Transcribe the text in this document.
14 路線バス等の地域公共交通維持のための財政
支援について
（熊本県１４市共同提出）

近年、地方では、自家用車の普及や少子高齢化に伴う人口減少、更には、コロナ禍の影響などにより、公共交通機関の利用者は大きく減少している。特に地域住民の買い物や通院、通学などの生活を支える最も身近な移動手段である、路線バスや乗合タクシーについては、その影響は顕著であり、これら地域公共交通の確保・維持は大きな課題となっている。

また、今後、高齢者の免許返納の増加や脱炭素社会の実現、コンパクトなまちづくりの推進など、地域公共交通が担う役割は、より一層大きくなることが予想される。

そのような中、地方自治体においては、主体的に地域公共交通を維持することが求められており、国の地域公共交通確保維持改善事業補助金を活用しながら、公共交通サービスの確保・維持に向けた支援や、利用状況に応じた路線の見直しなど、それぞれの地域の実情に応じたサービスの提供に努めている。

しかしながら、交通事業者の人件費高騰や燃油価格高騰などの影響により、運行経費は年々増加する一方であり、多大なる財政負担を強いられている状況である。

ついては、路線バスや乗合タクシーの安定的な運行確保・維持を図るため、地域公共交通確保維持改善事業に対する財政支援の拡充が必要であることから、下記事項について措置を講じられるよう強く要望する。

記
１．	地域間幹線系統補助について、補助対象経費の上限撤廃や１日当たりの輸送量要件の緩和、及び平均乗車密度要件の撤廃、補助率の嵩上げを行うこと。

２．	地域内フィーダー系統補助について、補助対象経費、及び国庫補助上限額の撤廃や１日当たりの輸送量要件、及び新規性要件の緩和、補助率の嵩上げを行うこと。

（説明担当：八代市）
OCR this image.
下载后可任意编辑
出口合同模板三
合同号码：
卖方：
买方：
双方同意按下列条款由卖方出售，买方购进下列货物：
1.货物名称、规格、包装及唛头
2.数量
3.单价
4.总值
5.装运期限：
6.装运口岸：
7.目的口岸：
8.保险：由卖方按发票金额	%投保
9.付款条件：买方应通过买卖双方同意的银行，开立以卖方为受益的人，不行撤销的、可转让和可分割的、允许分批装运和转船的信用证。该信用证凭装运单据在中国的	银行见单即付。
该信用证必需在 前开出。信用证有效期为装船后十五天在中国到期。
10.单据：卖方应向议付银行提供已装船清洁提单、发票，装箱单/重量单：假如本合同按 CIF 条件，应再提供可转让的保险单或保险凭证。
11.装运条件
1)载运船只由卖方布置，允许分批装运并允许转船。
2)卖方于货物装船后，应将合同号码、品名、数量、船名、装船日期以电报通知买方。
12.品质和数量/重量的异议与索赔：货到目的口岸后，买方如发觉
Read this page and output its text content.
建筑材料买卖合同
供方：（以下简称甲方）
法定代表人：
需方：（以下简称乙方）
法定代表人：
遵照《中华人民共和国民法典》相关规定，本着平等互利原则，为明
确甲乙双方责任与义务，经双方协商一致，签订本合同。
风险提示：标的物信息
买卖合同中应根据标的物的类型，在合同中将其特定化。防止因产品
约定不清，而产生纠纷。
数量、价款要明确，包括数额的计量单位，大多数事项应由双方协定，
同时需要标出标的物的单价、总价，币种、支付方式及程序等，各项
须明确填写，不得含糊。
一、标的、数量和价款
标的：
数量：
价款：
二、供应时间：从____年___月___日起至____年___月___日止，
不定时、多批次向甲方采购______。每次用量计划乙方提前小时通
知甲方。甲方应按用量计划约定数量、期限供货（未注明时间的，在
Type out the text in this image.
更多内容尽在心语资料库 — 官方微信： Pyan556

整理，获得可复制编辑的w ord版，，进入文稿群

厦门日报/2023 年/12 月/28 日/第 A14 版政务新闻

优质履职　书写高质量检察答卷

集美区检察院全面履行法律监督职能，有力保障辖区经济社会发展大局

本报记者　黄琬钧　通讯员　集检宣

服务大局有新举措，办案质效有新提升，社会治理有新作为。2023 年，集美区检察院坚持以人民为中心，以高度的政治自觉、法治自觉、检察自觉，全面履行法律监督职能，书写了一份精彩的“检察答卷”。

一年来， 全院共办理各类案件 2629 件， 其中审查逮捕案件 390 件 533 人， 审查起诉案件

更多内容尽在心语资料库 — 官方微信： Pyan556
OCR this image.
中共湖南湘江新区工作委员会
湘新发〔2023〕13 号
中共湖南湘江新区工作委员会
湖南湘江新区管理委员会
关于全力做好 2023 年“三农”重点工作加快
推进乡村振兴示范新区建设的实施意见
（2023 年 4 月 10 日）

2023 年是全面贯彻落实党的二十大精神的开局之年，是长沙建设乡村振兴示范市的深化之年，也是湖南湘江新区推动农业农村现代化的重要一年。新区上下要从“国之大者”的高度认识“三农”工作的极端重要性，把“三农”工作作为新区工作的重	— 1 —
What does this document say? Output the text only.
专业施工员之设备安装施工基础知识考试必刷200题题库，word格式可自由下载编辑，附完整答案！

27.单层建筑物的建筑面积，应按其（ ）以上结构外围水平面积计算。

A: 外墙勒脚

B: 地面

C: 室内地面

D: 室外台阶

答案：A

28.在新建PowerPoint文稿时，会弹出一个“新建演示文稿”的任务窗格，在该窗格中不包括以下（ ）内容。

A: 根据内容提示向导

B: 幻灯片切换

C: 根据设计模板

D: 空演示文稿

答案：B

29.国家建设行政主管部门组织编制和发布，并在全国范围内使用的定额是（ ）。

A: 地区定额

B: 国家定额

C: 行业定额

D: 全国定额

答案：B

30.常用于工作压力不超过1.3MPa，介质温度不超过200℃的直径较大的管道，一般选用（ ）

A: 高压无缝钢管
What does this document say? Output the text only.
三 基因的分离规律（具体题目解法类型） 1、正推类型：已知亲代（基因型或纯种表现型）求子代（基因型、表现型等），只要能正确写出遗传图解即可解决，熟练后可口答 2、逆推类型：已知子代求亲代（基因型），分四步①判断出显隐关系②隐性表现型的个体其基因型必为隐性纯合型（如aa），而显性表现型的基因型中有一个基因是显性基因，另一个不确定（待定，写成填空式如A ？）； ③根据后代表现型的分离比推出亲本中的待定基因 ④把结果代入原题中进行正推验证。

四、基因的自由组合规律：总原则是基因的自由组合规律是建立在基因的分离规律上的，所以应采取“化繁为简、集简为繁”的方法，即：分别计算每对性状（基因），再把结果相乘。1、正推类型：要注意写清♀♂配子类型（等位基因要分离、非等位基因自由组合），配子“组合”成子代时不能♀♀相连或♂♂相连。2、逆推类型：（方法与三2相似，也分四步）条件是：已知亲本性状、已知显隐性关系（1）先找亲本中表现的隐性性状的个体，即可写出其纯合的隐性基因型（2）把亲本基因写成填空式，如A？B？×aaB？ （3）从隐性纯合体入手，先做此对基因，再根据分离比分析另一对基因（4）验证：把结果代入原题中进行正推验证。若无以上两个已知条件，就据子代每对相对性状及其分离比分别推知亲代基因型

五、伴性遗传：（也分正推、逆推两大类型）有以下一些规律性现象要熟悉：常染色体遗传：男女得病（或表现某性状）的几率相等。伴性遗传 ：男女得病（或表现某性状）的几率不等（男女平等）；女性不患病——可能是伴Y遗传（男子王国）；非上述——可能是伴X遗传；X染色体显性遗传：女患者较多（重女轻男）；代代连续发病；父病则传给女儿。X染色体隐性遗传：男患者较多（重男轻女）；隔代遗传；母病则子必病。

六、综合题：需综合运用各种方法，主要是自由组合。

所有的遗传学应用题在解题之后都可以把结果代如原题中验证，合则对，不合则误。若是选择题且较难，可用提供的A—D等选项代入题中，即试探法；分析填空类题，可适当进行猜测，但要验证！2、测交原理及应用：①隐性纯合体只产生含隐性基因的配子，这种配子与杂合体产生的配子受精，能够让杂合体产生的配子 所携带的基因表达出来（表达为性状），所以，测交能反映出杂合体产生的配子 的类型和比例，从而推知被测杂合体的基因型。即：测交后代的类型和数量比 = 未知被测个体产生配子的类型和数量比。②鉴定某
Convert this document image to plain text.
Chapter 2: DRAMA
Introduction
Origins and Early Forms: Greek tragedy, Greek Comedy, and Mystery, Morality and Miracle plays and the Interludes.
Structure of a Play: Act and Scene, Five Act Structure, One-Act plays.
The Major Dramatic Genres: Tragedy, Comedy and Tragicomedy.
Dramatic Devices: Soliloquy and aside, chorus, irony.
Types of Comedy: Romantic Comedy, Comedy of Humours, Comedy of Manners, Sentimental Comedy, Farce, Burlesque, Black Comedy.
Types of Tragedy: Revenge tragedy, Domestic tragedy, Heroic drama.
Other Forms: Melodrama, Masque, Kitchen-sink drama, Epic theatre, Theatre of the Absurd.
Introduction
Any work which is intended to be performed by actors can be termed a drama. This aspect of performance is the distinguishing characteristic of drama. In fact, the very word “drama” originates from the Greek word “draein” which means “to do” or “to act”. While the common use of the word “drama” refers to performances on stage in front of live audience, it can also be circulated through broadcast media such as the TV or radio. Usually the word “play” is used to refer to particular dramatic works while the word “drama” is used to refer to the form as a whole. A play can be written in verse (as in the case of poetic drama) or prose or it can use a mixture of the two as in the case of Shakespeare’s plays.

Written instruction:
Take every line containing the word "document" and copy it.

Completed exercise:
Transcribe the text in this document.
What does this document say? Output the text only.
What does this document say? Output the text only.
Convert this document image to plain text.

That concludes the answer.